▶ **Data rows**
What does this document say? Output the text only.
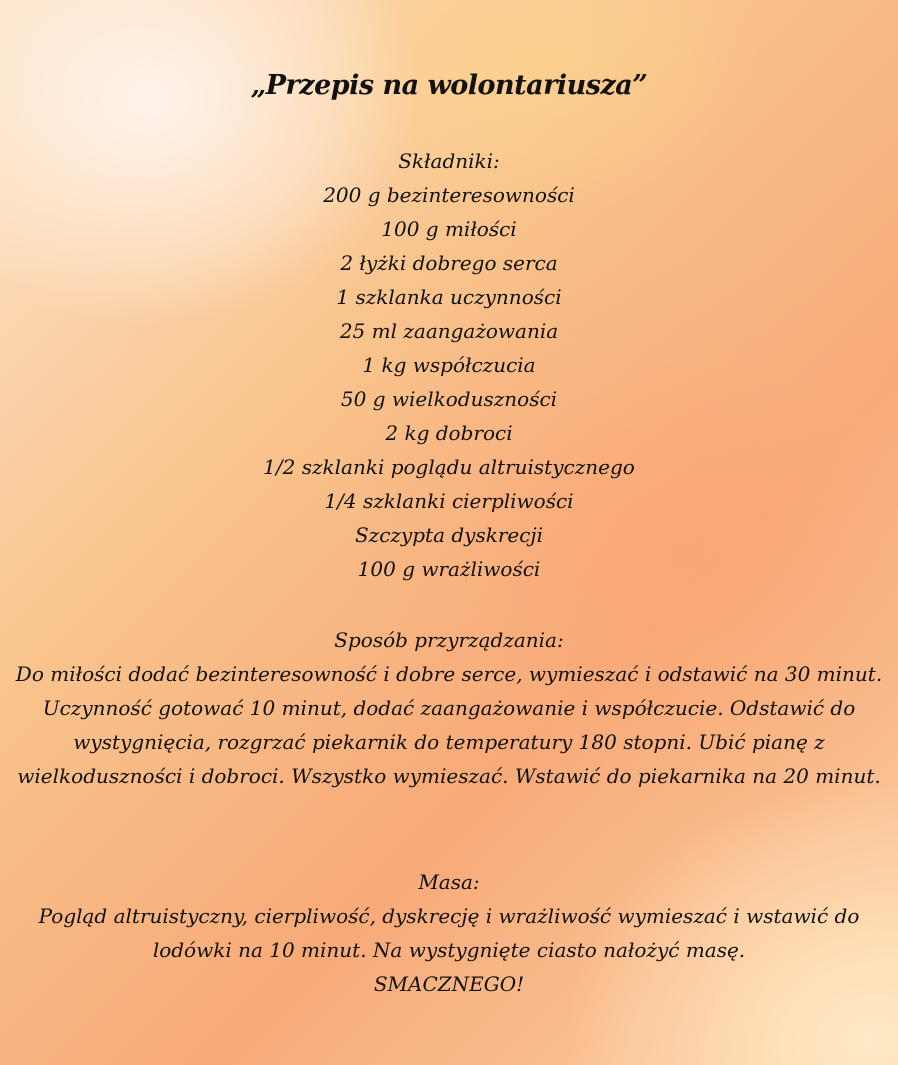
„Przepis na wolontariusza”
Składniki:
200 g bezinteresowności
100 g miłości
2 łyżki dobrego serca
1 szklanka uczynności
25 ml zaangażowania
1 kg współczucia
50 g wielkoduszności
2 kg dobroci
1/2 szklanki poglądu altruistycznego
1/4 szklanki cierpliwości
Szczypta dyskrecji
100 g wrażliwości
Sposób przyrządzania:

Do miłości dodać bezinteresowność i dobre serce, wymieszać i odstawić na 30 minut. Uczynność gotować 10 minut, dodać zaangażowanie i współczucie. Odstawić do wystygnięcia, rozgrzać piekarnik do temperatury 180 stopni. Ubić pianę z wielkoduszności i dobroci. Wszystko wymieszać. Wstawić do piekarnika na 20 minut.

Masa:

Pogląd altruistyczny, cierpliwość, dyskrecję i wrażliwość wymieszać i wstawić do lodówki na 10 minut. Na wystygnięte ciasto nałożyć masę.

SMACZNEGO!
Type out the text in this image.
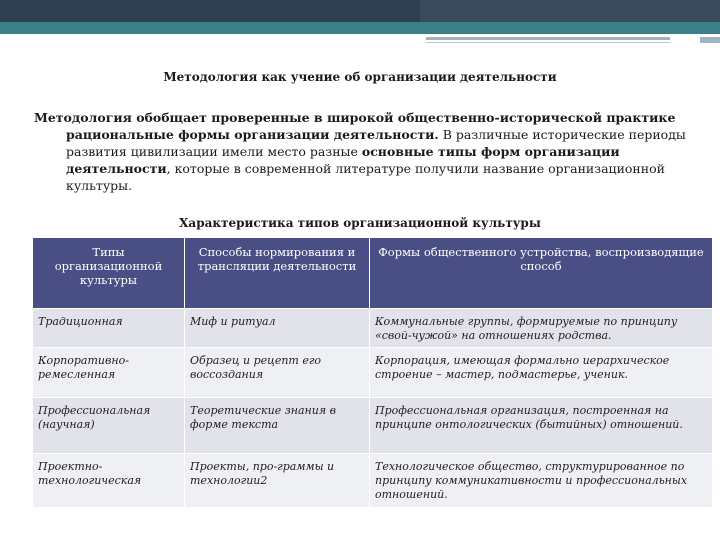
Методология как учение об организации деятельности
Методология обобщает проверенные в широкой общественно-исторической практике
рациональные формы организации деятельности. В различные исторические периоды
развития цивилизации имели место разные основные типы форм организации
деятельности, которые в современной литературе получили название организационной
культуры.
Характеристика типов организационной культуры
Типы организационной культуры	Способы нормирования и трансляции деятельности	Формы общественного устройства, воспроизводящие способ
Традиционная	Миф и ритуал	Коммунальные группы, формируемые по принципу «свой-чужой» на отношениях родства.
Корпоративно-ремесленная	Образец и рецепт его воссоздания	Корпорация, имеющая формально иерархическое строение – мастер, подмастерье, ученик.
Профессиональная (научная)	Теоретические знания в форме текста	Профессиональная организация, построенная на принципе онтологических (бытийных) отношений.
Проектно-технологическая	Проекты, про-граммы и технологии2	Технологическое общество, структурированное по принципу коммуникативности и профессиональных отношений.
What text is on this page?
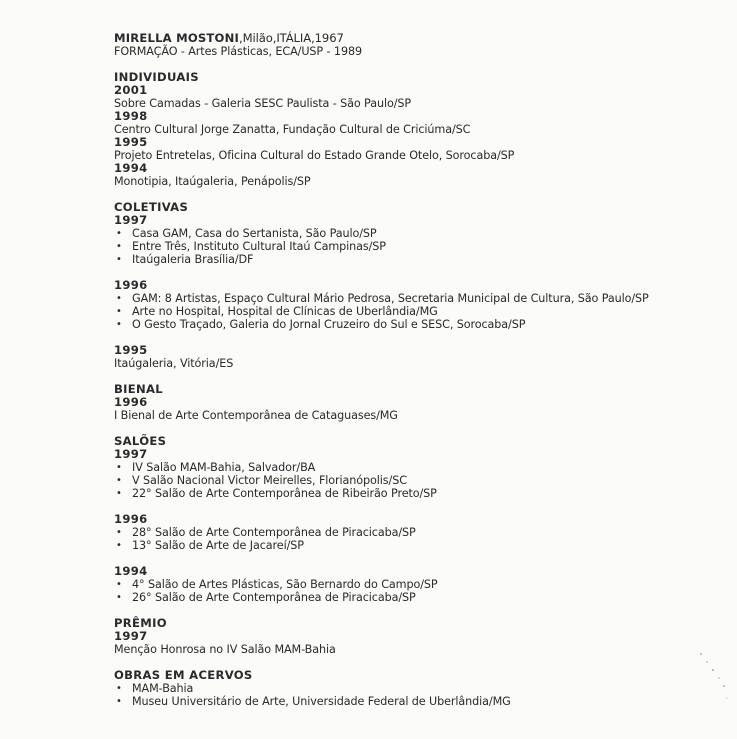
MIRELLA MOSTONI,Milão,ITÁLIA,1967
FORMAÇÃO - Artes Plásticas, ECA/USP - 1989
INDIVIDUAIS
2001
Sobre Camadas - Galeria SESC Paulista - São Paulo/SP
1998
Centro Cultural Jorge Zanatta, Fundação Cultural de Criciúma/SC
1995
Projeto Entretelas, Oficina Cultural do Estado Grande Otelo, Sorocaba/SP
1994
Monotipia, Itaúgaleria, Penápolis/SP
COLETIVAS
1997
• Casa GAM, Casa do Sertanista, São Paulo/SP
• Entre Três, Instituto Cultural Itaú Campinas/SP
• Itaúgaleria Brasília/DF
1996
• GAM: 8 Artistas, Espaço Cultural Mário Pedrosa, Secretaria Municipal de Cultura, São Paulo/SP
• Arte no Hospital, Hospital de Clínicas de Uberlândia/MG
• O Gesto Traçado, Galeria do Jornal Cruzeiro do Sul e SESC, Sorocaba/SP
1995
Itaúgaleria, Vitória/ES
BIENAL
1996
I Bienal de Arte Contemporânea de Cataguases/MG
SALÕES
1997
• IV Salão MAM-Bahia, Salvador/BA
• V Salão Nacional Victor Meirelles, Florianópolis/SC
• 22° Salão de Arte Contemporânea de Ribeirão Preto/SP
1996
• 28° Salão de Arte Contemporânea de Piracicaba/SP
• 13° Salão de Arte de Jacareí/SP
1994
• 4° Salão de Artes Plásticas, São Bernardo do Campo/SP
• 26° Salão de Arte Contemporânea de Piracicaba/SP
PRÊMIO
1997
Menção Honrosa no IV Salão MAM-Bahia
OBRAS EM ACERVOS
• MAM-Bahia
• Museu Universitário de Arte, Universidade Federal de Uberlândia/MG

▶ **Written task**
From the listing above, pick out each line where the word "szklanki" appears.

▶ **Worked answer**
1/2 szklanki poglądu altruistycznego
1/4 szklanki cierpliwości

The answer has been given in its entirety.